Goal of the exercise: Extract every line that contains the word "object".

Stored data entries:
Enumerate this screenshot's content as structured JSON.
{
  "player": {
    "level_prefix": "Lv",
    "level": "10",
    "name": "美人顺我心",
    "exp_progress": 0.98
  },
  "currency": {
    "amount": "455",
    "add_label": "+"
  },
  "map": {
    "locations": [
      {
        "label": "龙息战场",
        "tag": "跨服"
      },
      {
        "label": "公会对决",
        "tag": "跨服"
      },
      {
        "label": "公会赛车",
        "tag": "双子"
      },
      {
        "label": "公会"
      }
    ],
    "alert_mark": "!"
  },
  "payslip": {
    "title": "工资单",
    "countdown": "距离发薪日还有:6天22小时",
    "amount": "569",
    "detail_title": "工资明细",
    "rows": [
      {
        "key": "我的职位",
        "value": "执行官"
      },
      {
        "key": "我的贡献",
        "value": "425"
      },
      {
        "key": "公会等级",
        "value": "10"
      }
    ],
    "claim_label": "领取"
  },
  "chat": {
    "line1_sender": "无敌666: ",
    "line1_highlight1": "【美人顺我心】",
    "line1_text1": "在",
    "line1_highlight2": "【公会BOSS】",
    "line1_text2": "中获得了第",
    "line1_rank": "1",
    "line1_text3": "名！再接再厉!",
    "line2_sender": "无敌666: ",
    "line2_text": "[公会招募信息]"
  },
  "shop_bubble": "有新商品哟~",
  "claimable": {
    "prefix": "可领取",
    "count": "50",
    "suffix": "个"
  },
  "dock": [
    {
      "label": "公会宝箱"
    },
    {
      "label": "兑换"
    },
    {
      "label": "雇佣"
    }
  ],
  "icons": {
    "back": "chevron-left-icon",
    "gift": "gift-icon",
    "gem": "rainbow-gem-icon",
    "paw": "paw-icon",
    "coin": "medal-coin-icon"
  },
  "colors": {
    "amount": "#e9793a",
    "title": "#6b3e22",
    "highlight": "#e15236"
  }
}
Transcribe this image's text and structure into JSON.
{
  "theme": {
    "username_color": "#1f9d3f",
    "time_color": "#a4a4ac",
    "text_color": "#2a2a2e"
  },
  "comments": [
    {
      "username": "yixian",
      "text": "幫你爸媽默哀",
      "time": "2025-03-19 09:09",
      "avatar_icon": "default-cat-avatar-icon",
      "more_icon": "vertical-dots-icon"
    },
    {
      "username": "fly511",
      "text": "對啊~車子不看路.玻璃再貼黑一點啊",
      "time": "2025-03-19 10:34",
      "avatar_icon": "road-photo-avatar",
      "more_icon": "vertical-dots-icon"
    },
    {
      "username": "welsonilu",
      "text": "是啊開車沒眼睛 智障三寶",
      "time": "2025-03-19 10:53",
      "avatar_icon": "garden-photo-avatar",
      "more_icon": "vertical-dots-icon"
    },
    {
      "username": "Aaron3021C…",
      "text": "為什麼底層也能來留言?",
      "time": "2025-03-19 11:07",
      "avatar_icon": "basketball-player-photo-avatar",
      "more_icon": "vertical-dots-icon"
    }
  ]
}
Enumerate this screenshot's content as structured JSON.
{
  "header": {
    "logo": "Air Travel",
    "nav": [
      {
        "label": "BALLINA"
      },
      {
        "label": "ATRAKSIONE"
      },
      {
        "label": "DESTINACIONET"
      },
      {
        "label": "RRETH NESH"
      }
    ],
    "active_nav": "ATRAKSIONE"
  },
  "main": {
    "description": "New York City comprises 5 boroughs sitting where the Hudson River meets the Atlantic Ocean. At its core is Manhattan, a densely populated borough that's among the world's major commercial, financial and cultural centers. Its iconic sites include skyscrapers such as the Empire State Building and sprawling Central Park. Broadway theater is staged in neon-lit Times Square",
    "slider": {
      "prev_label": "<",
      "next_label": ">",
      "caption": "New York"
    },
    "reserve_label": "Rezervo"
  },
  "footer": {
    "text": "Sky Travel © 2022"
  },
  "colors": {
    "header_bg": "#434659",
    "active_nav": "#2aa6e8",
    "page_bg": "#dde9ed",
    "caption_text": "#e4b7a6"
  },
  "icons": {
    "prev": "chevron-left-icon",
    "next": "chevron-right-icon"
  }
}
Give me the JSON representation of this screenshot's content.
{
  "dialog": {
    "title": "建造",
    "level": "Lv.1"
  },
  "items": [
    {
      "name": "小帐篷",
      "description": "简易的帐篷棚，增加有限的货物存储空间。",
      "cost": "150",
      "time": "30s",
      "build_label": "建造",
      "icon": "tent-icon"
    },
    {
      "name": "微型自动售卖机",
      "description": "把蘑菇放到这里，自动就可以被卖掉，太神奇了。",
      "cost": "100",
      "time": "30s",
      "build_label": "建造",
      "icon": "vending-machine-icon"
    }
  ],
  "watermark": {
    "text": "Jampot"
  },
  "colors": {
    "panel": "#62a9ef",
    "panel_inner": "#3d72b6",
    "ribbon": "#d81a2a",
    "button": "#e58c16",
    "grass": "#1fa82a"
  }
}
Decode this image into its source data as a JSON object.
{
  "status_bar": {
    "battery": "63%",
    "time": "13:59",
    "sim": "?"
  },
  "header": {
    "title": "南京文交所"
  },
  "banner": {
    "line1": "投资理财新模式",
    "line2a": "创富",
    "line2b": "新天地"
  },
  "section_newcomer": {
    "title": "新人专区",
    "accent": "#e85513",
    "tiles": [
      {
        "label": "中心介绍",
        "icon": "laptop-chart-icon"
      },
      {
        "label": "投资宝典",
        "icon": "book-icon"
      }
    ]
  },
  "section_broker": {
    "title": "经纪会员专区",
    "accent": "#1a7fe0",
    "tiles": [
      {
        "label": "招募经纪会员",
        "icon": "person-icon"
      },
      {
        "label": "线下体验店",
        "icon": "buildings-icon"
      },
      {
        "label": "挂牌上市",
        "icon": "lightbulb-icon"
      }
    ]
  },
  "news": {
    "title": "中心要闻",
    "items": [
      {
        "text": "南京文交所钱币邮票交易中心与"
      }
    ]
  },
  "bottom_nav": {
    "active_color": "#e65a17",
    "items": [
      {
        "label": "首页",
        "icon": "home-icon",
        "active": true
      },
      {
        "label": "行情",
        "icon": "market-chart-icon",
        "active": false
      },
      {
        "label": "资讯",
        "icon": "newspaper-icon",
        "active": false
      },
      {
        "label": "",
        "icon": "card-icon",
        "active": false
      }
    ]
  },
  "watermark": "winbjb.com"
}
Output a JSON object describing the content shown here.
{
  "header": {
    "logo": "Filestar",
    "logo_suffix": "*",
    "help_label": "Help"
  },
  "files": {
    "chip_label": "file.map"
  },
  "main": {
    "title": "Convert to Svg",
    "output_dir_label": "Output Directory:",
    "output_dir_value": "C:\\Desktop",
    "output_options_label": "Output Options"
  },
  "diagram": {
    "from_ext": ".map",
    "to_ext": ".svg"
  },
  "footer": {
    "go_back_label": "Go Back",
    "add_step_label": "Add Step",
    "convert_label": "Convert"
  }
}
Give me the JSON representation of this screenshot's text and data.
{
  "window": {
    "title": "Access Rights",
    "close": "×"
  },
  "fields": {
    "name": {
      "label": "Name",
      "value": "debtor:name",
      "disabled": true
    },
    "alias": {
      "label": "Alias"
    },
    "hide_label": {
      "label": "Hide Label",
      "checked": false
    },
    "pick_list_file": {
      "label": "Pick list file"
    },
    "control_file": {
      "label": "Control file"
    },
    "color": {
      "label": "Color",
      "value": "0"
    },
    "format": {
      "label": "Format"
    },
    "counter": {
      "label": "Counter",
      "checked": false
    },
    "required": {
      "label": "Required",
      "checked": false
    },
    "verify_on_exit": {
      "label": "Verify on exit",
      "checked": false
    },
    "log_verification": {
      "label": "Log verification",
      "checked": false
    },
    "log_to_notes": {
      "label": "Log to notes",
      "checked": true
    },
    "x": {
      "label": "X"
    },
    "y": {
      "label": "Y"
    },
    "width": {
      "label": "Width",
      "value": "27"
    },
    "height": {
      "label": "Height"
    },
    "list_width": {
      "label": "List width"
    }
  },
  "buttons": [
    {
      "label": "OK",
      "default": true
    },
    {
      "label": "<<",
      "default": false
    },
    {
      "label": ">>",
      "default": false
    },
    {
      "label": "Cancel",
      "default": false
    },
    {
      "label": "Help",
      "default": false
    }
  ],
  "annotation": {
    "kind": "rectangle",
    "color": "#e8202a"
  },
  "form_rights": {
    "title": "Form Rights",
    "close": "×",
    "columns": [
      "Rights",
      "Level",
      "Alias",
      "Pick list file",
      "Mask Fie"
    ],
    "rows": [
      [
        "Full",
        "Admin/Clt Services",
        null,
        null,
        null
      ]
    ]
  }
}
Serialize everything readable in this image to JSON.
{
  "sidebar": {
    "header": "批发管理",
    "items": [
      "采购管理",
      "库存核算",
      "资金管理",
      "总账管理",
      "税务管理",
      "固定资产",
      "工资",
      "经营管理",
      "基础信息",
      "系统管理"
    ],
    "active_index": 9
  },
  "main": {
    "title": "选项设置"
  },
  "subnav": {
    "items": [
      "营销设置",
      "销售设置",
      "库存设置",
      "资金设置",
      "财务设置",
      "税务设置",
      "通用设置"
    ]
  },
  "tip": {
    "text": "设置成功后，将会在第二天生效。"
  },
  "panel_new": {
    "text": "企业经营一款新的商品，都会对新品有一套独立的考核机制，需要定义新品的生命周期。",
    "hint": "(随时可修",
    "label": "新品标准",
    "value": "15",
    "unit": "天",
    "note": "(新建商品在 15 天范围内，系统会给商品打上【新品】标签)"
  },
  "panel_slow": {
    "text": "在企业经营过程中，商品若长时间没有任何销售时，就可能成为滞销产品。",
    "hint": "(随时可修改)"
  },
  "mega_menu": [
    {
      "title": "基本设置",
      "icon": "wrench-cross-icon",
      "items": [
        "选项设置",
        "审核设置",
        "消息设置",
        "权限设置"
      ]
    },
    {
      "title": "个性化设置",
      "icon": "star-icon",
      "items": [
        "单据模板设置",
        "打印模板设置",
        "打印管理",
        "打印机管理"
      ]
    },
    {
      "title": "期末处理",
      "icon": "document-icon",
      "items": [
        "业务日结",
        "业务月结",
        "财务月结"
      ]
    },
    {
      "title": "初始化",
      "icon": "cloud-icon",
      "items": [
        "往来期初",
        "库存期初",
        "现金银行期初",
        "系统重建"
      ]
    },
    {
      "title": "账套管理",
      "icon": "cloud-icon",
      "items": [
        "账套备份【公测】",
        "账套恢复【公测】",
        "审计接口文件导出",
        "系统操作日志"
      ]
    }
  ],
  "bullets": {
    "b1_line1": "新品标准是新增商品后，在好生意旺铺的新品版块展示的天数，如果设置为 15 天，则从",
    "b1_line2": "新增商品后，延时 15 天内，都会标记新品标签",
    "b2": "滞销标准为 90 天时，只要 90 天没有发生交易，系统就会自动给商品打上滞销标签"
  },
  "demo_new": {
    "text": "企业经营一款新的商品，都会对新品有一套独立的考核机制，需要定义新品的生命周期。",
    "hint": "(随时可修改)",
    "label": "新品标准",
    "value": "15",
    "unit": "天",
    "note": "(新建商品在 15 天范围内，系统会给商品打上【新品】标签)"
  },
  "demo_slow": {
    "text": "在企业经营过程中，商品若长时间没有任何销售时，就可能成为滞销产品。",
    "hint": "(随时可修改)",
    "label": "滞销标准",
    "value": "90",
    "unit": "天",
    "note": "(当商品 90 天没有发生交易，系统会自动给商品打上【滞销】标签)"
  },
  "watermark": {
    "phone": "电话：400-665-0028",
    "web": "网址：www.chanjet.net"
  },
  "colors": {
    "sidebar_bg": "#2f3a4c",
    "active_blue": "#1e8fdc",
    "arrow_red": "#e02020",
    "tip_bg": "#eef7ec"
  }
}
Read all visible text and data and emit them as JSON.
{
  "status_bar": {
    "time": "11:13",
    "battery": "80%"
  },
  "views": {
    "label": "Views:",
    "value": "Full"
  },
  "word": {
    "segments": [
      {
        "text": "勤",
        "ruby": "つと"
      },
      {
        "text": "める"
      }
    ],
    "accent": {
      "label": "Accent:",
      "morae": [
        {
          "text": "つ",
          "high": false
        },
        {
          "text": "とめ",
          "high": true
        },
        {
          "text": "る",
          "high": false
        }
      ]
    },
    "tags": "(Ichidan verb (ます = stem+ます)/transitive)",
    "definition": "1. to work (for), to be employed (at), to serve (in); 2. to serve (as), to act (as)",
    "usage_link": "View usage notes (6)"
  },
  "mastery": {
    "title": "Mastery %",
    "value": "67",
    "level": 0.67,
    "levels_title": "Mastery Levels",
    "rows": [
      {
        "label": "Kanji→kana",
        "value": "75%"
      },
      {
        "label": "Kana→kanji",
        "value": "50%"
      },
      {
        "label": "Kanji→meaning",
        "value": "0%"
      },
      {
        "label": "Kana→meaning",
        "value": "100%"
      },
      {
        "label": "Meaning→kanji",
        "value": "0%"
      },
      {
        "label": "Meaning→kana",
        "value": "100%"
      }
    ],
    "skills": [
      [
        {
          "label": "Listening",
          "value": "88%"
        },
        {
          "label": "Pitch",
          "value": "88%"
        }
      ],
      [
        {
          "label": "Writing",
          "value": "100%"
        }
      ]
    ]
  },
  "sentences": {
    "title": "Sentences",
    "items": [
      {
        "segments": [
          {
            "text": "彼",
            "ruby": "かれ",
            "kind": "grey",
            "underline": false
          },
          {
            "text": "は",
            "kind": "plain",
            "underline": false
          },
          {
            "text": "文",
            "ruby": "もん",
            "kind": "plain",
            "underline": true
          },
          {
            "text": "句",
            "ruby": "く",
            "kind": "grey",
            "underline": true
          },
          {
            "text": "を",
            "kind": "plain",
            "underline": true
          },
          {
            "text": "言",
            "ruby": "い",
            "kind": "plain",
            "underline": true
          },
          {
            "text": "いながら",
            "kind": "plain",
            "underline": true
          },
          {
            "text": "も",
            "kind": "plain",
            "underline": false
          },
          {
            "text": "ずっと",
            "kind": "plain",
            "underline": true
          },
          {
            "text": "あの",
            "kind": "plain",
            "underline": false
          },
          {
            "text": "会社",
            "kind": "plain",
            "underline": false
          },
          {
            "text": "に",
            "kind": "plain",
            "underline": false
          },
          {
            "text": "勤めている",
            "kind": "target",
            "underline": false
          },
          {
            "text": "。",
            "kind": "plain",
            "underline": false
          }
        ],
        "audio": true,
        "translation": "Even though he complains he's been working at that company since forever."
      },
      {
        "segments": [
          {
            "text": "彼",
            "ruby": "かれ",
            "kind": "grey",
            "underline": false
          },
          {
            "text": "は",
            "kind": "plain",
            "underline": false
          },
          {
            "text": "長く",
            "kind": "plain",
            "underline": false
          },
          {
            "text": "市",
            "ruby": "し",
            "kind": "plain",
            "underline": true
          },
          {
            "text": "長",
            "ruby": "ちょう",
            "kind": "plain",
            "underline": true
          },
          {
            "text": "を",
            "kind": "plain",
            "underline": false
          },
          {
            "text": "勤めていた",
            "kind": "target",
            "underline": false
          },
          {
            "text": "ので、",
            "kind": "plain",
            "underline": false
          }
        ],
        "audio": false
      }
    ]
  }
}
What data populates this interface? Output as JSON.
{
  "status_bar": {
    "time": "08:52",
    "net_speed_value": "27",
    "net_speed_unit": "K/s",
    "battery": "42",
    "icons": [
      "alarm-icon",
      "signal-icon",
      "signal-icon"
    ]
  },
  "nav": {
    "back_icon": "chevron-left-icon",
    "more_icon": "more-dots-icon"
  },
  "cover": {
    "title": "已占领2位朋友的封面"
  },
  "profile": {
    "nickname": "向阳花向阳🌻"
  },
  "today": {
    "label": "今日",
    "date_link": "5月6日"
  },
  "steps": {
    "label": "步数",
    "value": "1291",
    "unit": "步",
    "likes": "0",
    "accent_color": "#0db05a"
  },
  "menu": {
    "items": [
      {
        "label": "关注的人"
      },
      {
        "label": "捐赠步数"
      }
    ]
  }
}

Response to the exercise:
Decode this image into its source data as a JSON object.
Output a JSON object describing the content shown here.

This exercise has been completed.